* _INSTRUCTION_
Using the data below, determine the number of lines that include the string "Bufala". Write only that number.

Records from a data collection
>>
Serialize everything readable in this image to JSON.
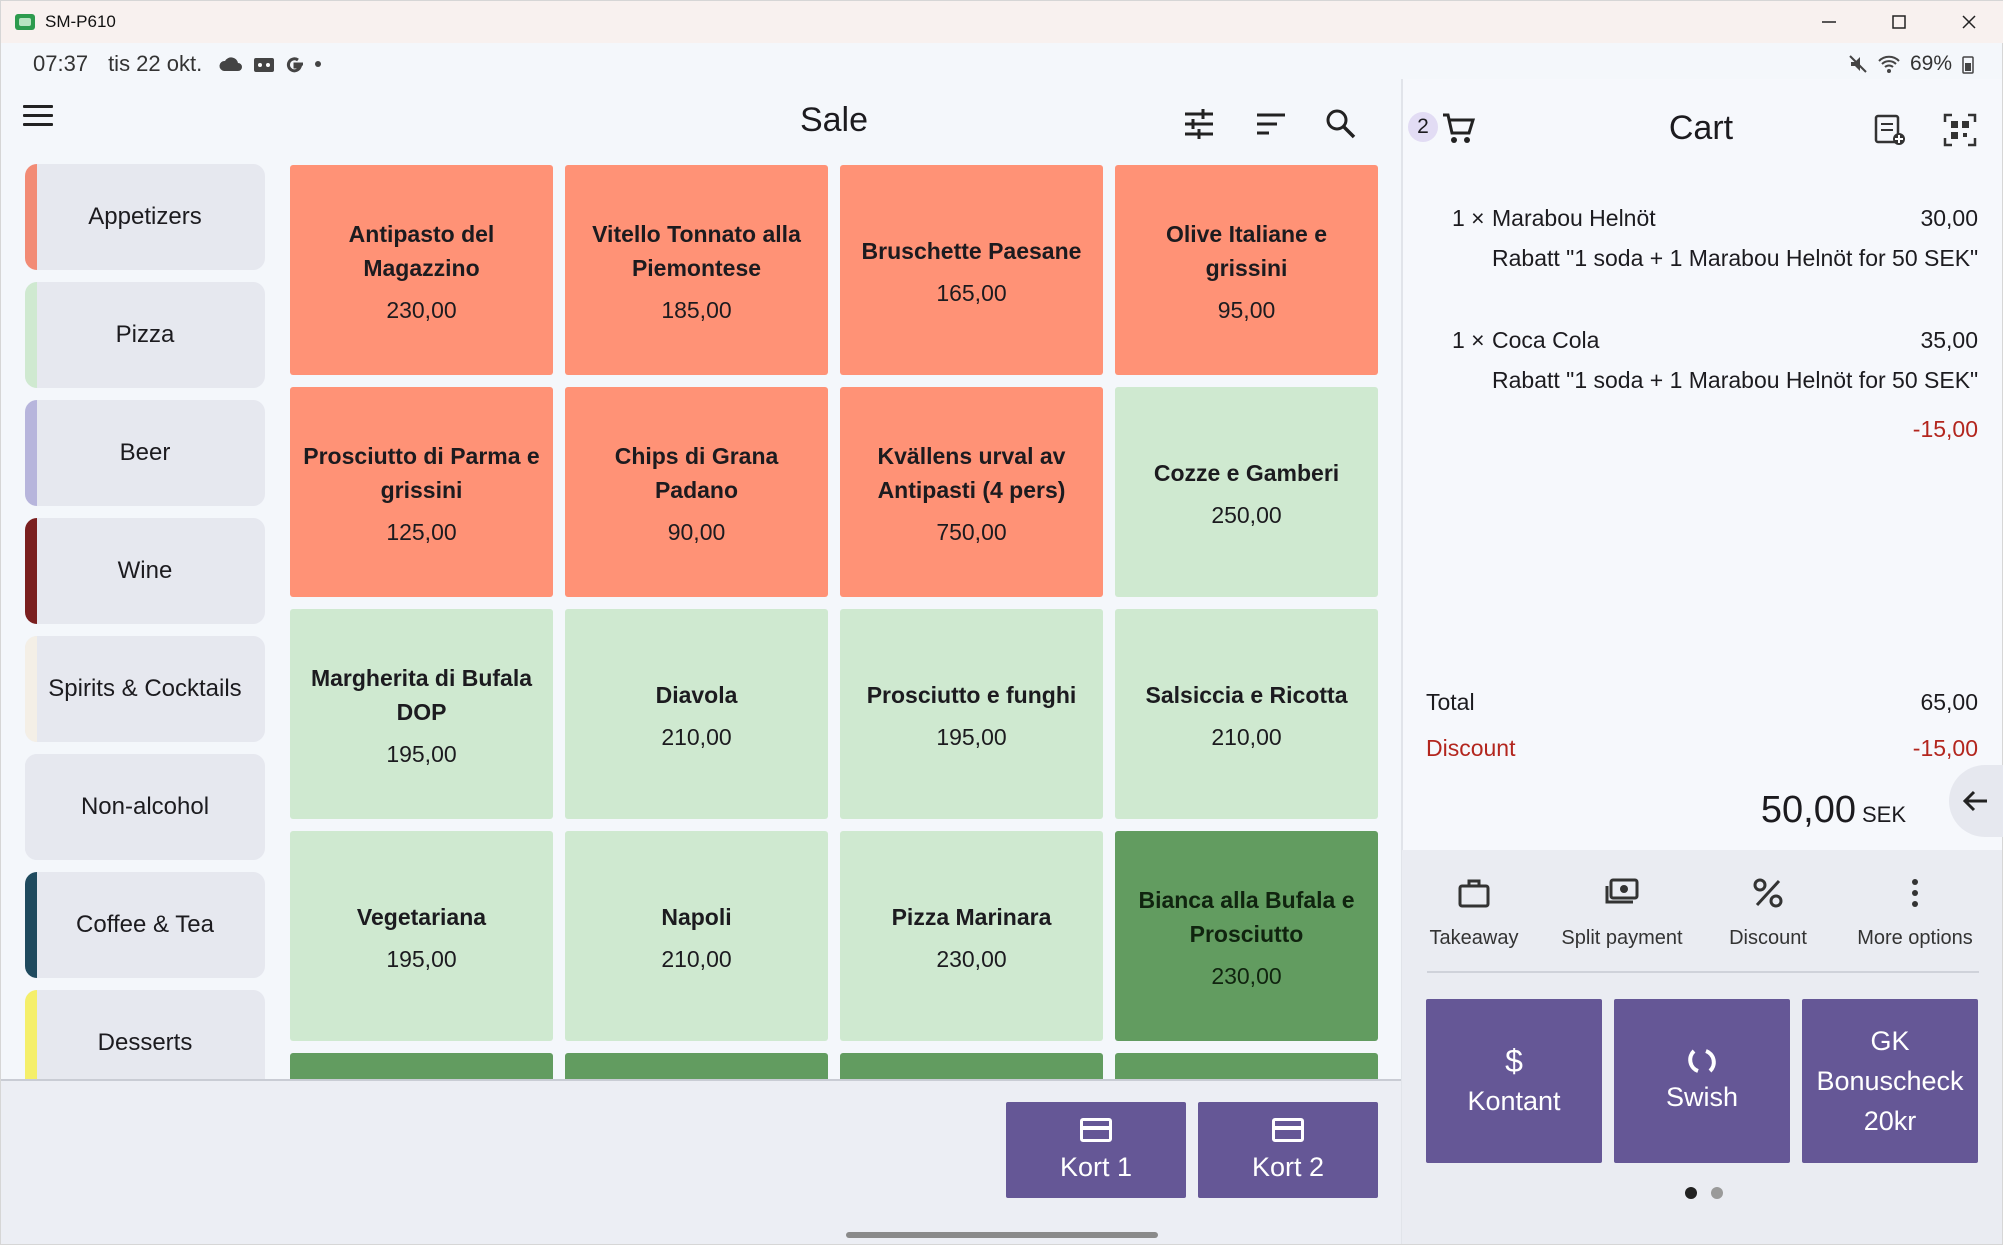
{
  "window": {
    "title": "SM-P610"
  },
  "status": {
    "time": "07:37",
    "date": "tis 22 okt.",
    "battery": "69%",
    "icons": [
      "cloud-icon",
      "robot-icon",
      "google-icon",
      "dot"
    ]
  },
  "sale": {
    "title": "Sale",
    "categories": [
      {
        "label": "Appetizers",
        "color": "#f28b75"
      },
      {
        "label": "Pizza",
        "color": "#cfe9d0"
      },
      {
        "label": "Beer",
        "color": "#b7b5dc"
      },
      {
        "label": "Wine",
        "color": "#7a1f1f"
      },
      {
        "label": "Spirits & Cocktails",
        "color": "#f4efe6"
      },
      {
        "label": "Non-alcohol",
        "color": "#e6e8ef"
      },
      {
        "label": "Coffee & Tea",
        "color": "#1f4a5e"
      },
      {
        "label": "Desserts",
        "color": "#f5ef6a"
      }
    ],
    "products": [
      {
        "name": "Antipasto del Magazzino",
        "price": "230,00",
        "color": "#ff9276"
      },
      {
        "name": "Vitello Tonnato alla Piemontese",
        "price": "185,00",
        "color": "#ff9276"
      },
      {
        "name": "Bruschette Paesane",
        "price": "165,00",
        "color": "#ff9276"
      },
      {
        "name": "Olive Italiane e grissini",
        "price": "95,00",
        "color": "#ff9276"
      },
      {
        "name": "Prosciutto di Parma e grissini",
        "price": "125,00",
        "color": "#ff9276"
      },
      {
        "name": "Chips di Grana Padano",
        "price": "90,00",
        "color": "#ff9276"
      },
      {
        "name": "Kvällens urval av Antipasti (4 pers)",
        "price": "750,00",
        "color": "#ff9276"
      },
      {
        "name": "Cozze e Gamberi",
        "price": "250,00",
        "color": "#cfe9d0"
      },
      {
        "name": "Margherita di Bufala DOP",
        "price": "195,00",
        "color": "#cfe9d0"
      },
      {
        "name": "Diavola",
        "price": "210,00",
        "color": "#cfe9d0"
      },
      {
        "name": "Prosciutto e funghi",
        "price": "195,00",
        "color": "#cfe9d0"
      },
      {
        "name": "Salsiccia e Ricotta",
        "price": "210,00",
        "color": "#cfe9d0"
      },
      {
        "name": "Vegetariana",
        "price": "195,00",
        "color": "#cfe9d0"
      },
      {
        "name": "Napoli",
        "price": "210,00",
        "color": "#cfe9d0"
      },
      {
        "name": "Pizza Marinara",
        "price": "230,00",
        "color": "#cfe9d0"
      },
      {
        "name": "Bianca alla Bufala e Prosciutto",
        "price": "230,00",
        "color": "#629c60"
      },
      {
        "name": "",
        "price": "",
        "color": "#629c60"
      },
      {
        "name": "",
        "price": "",
        "color": "#629c60"
      },
      {
        "name": "",
        "price": "",
        "color": "#629c60"
      },
      {
        "name": "",
        "price": "",
        "color": "#629c60"
      }
    ],
    "kort1": "Kort 1",
    "kort2": "Kort 2"
  },
  "cart": {
    "title": "Cart",
    "count": "2",
    "items": [
      {
        "qty": "1 ×",
        "name": "Marabou Helnöt",
        "price": "30,00",
        "discount_text": "Rabatt \"1 soda + 1 Marabou Helnöt for 50 SEK\""
      },
      {
        "qty": "1 ×",
        "name": "Coca Cola",
        "price": "35,00",
        "discount_text": "Rabatt \"1 soda + 1 Marabou Helnöt for 50 SEK\"",
        "discount_amount": "-15,00"
      }
    ],
    "total_label": "Total",
    "total_value": "65,00",
    "discount_label": "Discount",
    "discount_value": "-15,00",
    "grand_total": "50,00",
    "currency": "SEK",
    "actions": {
      "takeaway": "Takeaway",
      "split": "Split payment",
      "discount": "Discount",
      "more": "More options"
    },
    "pay": {
      "kontant": "Kontant",
      "swish": "Swish",
      "gk_line1": "GK",
      "gk_line2": "Bonuscheck",
      "gk_line3": "20kr"
    }
  },
  "colors": {
    "accent": "#655796",
    "discount_red": "#b3261e"
  }
}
<<
* _OUTPUT OF THE EXERCISE_
2